- THE PROBLEM -
Pictures should be excluded; otherwise, copy every entry exactly.

- PROVIDED INFORMATION -
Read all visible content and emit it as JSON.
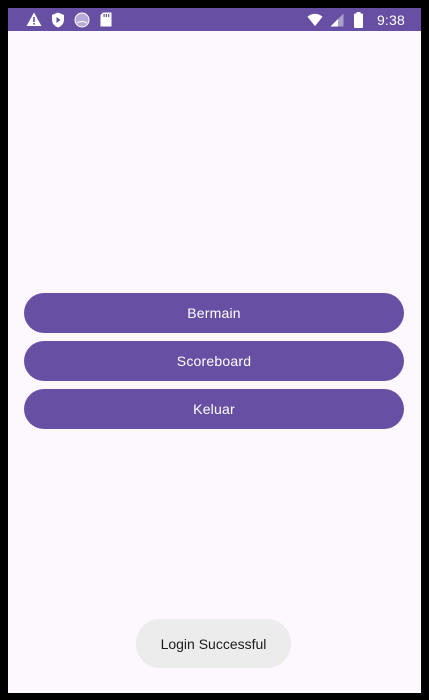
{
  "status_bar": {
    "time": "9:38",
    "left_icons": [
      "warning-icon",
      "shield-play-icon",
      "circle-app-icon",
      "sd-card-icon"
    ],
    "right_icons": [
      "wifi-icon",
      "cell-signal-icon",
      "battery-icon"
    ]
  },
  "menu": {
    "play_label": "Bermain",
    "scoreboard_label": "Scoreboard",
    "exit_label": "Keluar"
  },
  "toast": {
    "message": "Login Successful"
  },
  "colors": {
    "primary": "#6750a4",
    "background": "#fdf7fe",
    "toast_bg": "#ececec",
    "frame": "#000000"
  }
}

- WORKED SOLUTION -
Read all visible content and emit it as JSON.
{
  "status_bar": {
    "time": "9:38",
    "left_icons": [
      "warning-icon",
      "shield-play-icon",
      "circle-app-icon",
      "sd-card-icon"
    ],
    "right_icons": [
      "wifi-icon",
      "cell-signal-icon",
      "battery-icon"
    ]
  },
  "menu": {
    "play_label": "Bermain",
    "scoreboard_label": "Scoreboard",
    "exit_label": "Keluar"
  },
  "toast": {
    "message": "Login Successful"
  },
  "colors": {
    "primary": "#6750a4",
    "background": "#fdf7fe",
    "toast_bg": "#ececec",
    "frame": "#000000"
  }
}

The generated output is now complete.